▶ **DATA PROVIDED**

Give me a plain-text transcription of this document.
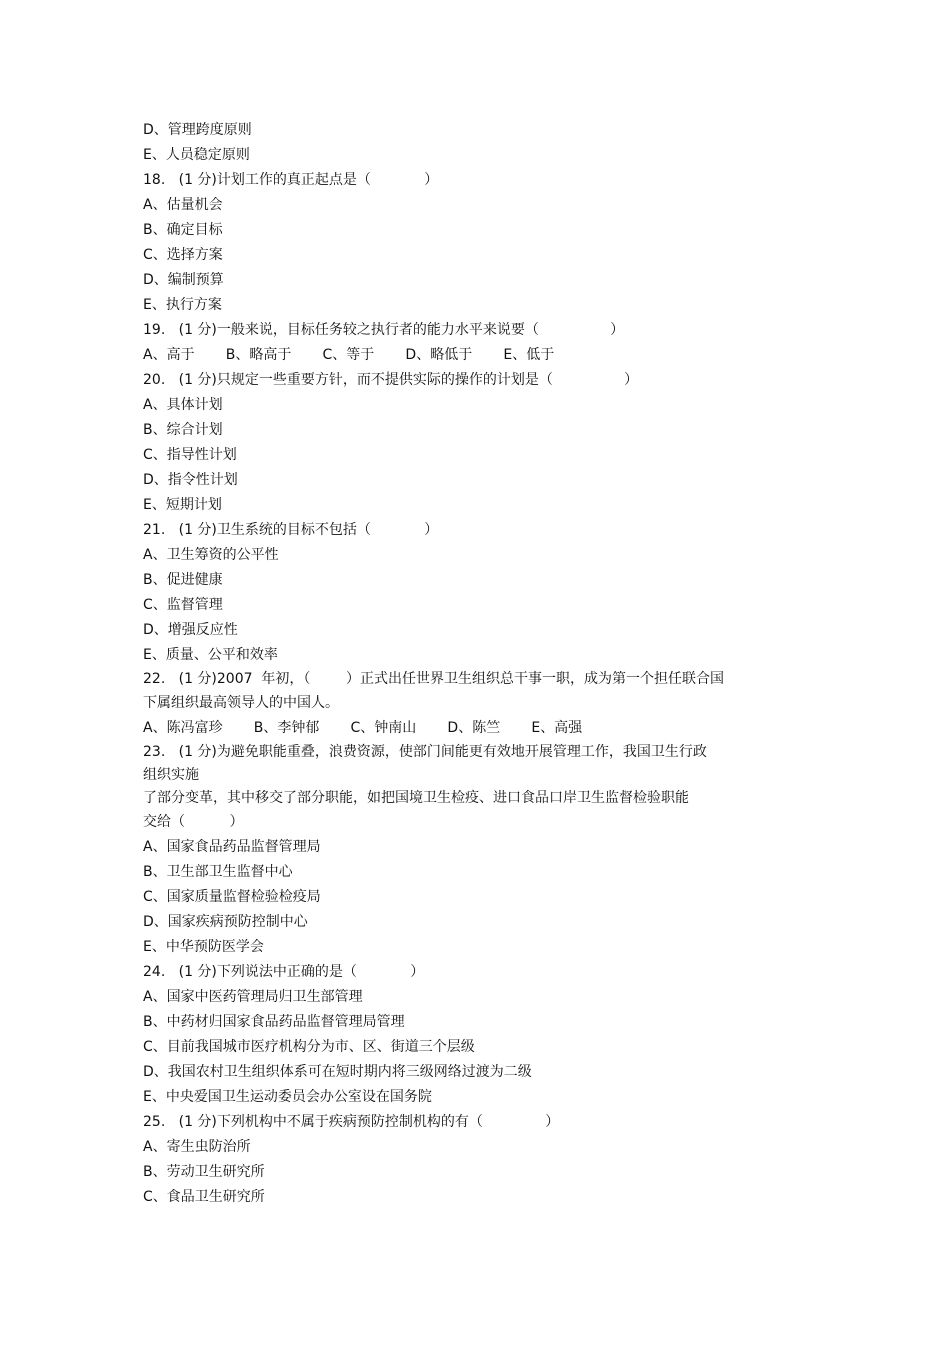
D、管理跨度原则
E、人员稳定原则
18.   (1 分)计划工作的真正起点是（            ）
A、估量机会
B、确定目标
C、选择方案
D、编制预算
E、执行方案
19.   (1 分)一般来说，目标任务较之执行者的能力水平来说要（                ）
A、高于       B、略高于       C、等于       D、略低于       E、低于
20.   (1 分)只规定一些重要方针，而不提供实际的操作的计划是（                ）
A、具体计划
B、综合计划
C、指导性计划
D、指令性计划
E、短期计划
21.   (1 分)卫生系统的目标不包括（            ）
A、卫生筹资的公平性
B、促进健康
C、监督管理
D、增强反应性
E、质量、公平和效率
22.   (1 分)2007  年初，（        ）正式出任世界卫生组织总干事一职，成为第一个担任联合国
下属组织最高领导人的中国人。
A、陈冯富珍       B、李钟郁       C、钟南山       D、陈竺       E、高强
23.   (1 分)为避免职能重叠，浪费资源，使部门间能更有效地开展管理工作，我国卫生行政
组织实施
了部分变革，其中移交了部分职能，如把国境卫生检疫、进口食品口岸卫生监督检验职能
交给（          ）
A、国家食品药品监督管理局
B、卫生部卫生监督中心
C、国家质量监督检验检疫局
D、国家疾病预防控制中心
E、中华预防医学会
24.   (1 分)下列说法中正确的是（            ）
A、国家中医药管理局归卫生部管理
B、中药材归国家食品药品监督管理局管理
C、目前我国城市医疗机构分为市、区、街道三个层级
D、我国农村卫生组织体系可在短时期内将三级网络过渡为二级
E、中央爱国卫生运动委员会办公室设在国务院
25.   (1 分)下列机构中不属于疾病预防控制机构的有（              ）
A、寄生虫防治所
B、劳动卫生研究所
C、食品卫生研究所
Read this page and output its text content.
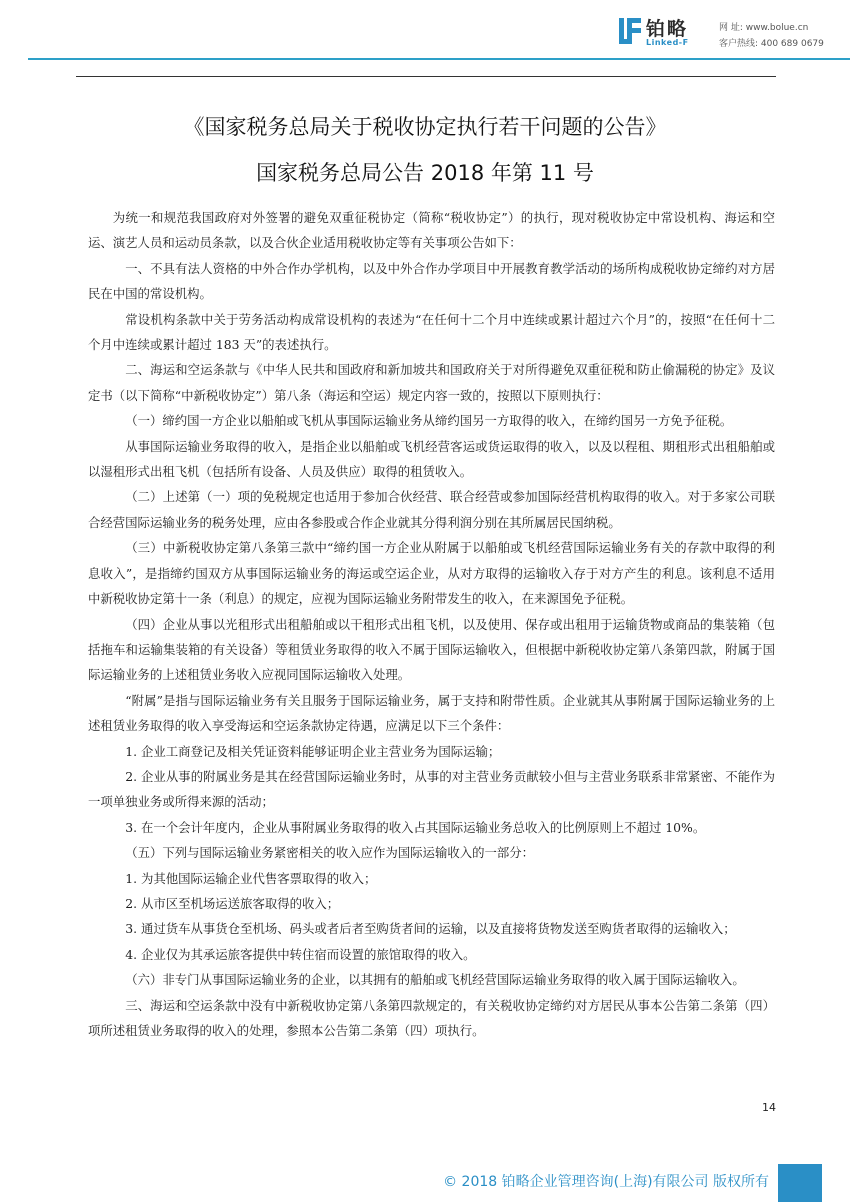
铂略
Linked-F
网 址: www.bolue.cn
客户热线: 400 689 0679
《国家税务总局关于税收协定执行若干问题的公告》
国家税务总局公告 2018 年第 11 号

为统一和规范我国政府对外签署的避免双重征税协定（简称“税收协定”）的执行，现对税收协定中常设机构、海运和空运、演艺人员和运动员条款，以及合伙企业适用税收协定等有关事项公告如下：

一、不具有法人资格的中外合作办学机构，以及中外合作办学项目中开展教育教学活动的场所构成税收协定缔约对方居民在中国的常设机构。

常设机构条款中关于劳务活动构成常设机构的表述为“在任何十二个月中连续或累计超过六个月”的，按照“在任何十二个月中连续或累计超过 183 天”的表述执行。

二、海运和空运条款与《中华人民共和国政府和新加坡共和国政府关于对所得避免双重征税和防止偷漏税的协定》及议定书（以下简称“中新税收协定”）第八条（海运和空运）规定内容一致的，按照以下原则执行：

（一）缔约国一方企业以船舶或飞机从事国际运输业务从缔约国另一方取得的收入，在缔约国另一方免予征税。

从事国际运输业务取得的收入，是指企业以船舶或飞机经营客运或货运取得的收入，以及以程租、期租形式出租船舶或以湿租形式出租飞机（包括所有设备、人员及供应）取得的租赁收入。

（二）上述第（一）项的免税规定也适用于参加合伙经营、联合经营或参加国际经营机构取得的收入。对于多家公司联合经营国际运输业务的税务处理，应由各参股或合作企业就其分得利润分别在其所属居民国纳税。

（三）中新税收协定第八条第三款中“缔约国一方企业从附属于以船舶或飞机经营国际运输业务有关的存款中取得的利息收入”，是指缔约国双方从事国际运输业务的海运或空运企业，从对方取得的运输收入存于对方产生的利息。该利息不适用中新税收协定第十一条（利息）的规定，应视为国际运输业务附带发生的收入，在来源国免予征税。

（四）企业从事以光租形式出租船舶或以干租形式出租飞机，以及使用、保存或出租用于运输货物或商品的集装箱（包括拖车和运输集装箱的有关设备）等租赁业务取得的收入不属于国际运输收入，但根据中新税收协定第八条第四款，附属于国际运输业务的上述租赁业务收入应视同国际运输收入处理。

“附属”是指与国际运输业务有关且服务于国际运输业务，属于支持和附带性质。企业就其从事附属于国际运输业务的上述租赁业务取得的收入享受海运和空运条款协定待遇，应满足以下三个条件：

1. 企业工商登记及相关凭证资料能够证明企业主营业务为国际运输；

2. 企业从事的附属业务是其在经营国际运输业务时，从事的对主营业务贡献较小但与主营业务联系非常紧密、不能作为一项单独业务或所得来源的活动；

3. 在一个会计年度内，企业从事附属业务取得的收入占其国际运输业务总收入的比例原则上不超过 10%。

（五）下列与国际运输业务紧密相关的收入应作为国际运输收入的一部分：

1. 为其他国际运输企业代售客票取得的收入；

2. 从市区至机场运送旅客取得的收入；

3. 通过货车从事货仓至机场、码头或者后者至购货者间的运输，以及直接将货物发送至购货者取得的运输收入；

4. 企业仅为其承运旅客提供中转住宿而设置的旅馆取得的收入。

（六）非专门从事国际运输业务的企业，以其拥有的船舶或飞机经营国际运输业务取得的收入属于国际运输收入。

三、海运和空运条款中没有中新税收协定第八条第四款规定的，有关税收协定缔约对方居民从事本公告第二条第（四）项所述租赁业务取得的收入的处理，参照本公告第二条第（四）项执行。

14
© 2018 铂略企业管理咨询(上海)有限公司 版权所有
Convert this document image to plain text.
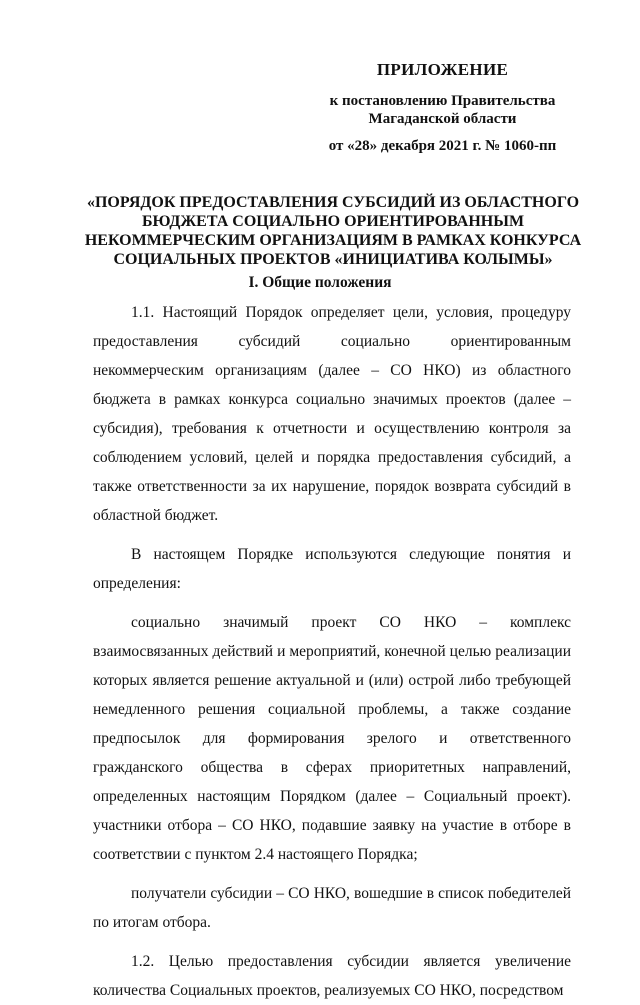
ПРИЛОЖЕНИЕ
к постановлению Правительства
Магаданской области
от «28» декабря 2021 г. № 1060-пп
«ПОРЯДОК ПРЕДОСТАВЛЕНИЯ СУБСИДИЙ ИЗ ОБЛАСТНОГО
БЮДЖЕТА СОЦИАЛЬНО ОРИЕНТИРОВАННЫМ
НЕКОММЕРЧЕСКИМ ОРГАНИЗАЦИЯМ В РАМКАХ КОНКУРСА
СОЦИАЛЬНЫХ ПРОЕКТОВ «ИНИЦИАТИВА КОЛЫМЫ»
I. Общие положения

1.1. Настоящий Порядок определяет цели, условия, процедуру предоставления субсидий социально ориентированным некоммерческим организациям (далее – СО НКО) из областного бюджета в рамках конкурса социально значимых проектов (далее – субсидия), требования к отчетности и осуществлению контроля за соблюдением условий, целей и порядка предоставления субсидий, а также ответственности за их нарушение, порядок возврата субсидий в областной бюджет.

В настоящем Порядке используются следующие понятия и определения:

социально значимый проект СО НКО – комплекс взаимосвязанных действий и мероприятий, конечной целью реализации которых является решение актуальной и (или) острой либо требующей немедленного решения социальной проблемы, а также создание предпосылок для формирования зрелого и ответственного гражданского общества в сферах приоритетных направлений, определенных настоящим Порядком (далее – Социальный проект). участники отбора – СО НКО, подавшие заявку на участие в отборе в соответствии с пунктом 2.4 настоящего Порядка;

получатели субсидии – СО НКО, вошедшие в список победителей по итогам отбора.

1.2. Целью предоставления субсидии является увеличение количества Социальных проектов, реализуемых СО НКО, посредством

▶ **DIRECTIVE**
Every line of the data should be copied as it stands, without the images.

▶ **ANSWER BELOW**
Give me a plain-text transcription of this document.
D、管理跨度原则
E、人员稳定原则
18.   (1 分)计划工作的真正起点是（            ）
A、估量机会
B、确定目标
C、选择方案
D、编制预算
E、执行方案
19.   (1 分)一般来说，目标任务较之执行者的能力水平来说要（                ）
A、高于       B、略高于       C、等于       D、略低于       E、低于
20.   (1 分)只规定一些重要方针，而不提供实际的操作的计划是（                ）
A、具体计划
B、综合计划
C、指导性计划
D、指令性计划
E、短期计划
21.   (1 分)卫生系统的目标不包括（            ）
A、卫生筹资的公平性
B、促进健康
C、监督管理
D、增强反应性
E、质量、公平和效率
22.   (1 分)2007  年初，（        ）正式出任世界卫生组织总干事一职，成为第一个担任联合国
下属组织最高领导人的中国人。
A、陈冯富珍       B、李钟郁       C、钟南山       D、陈竺       E、高强
23.   (1 分)为避免职能重叠，浪费资源，使部门间能更有效地开展管理工作，我国卫生行政
组织实施
了部分变革，其中移交了部分职能，如把国境卫生检疫、进口食品口岸卫生监督检验职能
交给（          ）
A、国家食品药品监督管理局
B、卫生部卫生监督中心
C、国家质量监督检验检疫局
D、国家疾病预防控制中心
E、中华预防医学会
24.   (1 分)下列说法中正确的是（            ）
A、国家中医药管理局归卫生部管理
B、中药材归国家食品药品监督管理局管理
C、目前我国城市医疗机构分为市、区、街道三个层级
D、我国农村卫生组织体系可在短时期内将三级网络过渡为二级
E、中央爱国卫生运动委员会办公室设在国务院
25.   (1 分)下列机构中不属于疾病预防控制机构的有（              ）
A、寄生虫防治所
B、劳动卫生研究所
C、食品卫生研究所
Read this page and output its text content.
铂略
Linked-F
网 址: www.bolue.cn
客户热线: 400 689 0679
《国家税务总局关于税收协定执行若干问题的公告》
国家税务总局公告 2018 年第 11 号

为统一和规范我国政府对外签署的避免双重征税协定（简称“税收协定”）的执行，现对税收协定中常设机构、海运和空运、演艺人员和运动员条款，以及合伙企业适用税收协定等有关事项公告如下：

一、不具有法人资格的中外合作办学机构，以及中外合作办学项目中开展教育教学活动的场所构成税收协定缔约对方居民在中国的常设机构。

常设机构条款中关于劳务活动构成常设机构的表述为“在任何十二个月中连续或累计超过六个月”的，按照“在任何十二个月中连续或累计超过 183 天”的表述执行。

二、海运和空运条款与《中华人民共和国政府和新加坡共和国政府关于对所得避免双重征税和防止偷漏税的协定》及议定书（以下简称“中新税收协定”）第八条（海运和空运）规定内容一致的，按照以下原则执行：

（一）缔约国一方企业以船舶或飞机从事国际运输业务从缔约国另一方取得的收入，在缔约国另一方免予征税。

从事国际运输业务取得的收入，是指企业以船舶或飞机经营客运或货运取得的收入，以及以程租、期租形式出租船舶或以湿租形式出租飞机（包括所有设备、人员及供应）取得的租赁收入。

（二）上述第（一）项的免税规定也适用于参加合伙经营、联合经营或参加国际经营机构取得的收入。对于多家公司联合经营国际运输业务的税务处理，应由各参股或合作企业就其分得利润分别在其所属居民国纳税。

（三）中新税收协定第八条第三款中“缔约国一方企业从附属于以船舶或飞机经营国际运输业务有关的存款中取得的利息收入”，是指缔约国双方从事国际运输业务的海运或空运企业，从对方取得的运输收入存于对方产生的利息。该利息不适用中新税收协定第十一条（利息）的规定，应视为国际运输业务附带发生的收入，在来源国免予征税。

（四）企业从事以光租形式出租船舶或以干租形式出租飞机，以及使用、保存或出租用于运输货物或商品的集装箱（包括拖车和运输集装箱的有关设备）等租赁业务取得的收入不属于国际运输收入，但根据中新税收协定第八条第四款，附属于国际运输业务的上述租赁业务收入应视同国际运输收入处理。

“附属”是指与国际运输业务有关且服务于国际运输业务，属于支持和附带性质。企业就其从事附属于国际运输业务的上述租赁业务取得的收入享受海运和空运条款协定待遇，应满足以下三个条件：

1. 企业工商登记及相关凭证资料能够证明企业主营业务为国际运输；

2. 企业从事的附属业务是其在经营国际运输业务时，从事的对主营业务贡献较小但与主营业务联系非常紧密、不能作为一项单独业务或所得来源的活动；

3. 在一个会计年度内，企业从事附属业务取得的收入占其国际运输业务总收入的比例原则上不超过 10%。

（五）下列与国际运输业务紧密相关的收入应作为国际运输收入的一部分：

1. 为其他国际运输企业代售客票取得的收入；

2. 从市区至机场运送旅客取得的收入；

3. 通过货车从事货仓至机场、码头或者后者至购货者间的运输，以及直接将货物发送至购货者取得的运输收入；

4. 企业仅为其承运旅客提供中转住宿而设置的旅馆取得的收入。

（六）非专门从事国际运输业务的企业，以其拥有的船舶或飞机经营国际运输业务取得的收入属于国际运输收入。

三、海运和空运条款中没有中新税收协定第八条第四款规定的，有关税收协定缔约对方居民从事本公告第二条第（四）项所述租赁业务取得的收入的处理，参照本公告第二条第（四）项执行。

14
© 2018 铂略企业管理咨询(上海)有限公司 版权所有
Convert this document image to plain text.
ПРИЛОЖЕНИЕ
к постановлению Правительства
Магаданской области
от «28» декабря 2021 г. № 1060-пп
«ПОРЯДОК ПРЕДОСТАВЛЕНИЯ СУБСИДИЙ ИЗ ОБЛАСТНОГО
БЮДЖЕТА СОЦИАЛЬНО ОРИЕНТИРОВАННЫМ
НЕКОММЕРЧЕСКИМ ОРГАНИЗАЦИЯМ В РАМКАХ КОНКУРСА
СОЦИАЛЬНЫХ ПРОЕКТОВ «ИНИЦИАТИВА КОЛЫМЫ»
I. Общие положения

1.1. Настоящий Порядок определяет цели, условия, процедуру предоставления субсидий социально ориентированным некоммерческим организациям (далее – СО НКО) из областного бюджета в рамках конкурса социально значимых проектов (далее – субсидия), требования к отчетности и осуществлению контроля за соблюдением условий, целей и порядка предоставления субсидий, а также ответственности за их нарушение, порядок возврата субсидий в областной бюджет.

В настоящем Порядке используются следующие понятия и определения:

социально значимый проект СО НКО – комплекс взаимосвязанных действий и мероприятий, конечной целью реализации которых является решение актуальной и (или) острой либо требующей немедленного решения социальной проблемы, а также создание предпосылок для формирования зрелого и ответственного гражданского общества в сферах приоритетных направлений, определенных настоящим Порядком (далее – Социальный проект). участники отбора – СО НКО, подавшие заявку на участие в отборе в соответствии с пунктом 2.4 настоящего Порядка;

получатели субсидии – СО НКО, вошедшие в список победителей по итогам отбора.

1.2. Целью предоставления субсидии является увеличение количества Социальных проектов, реализуемых СО НКО, посредством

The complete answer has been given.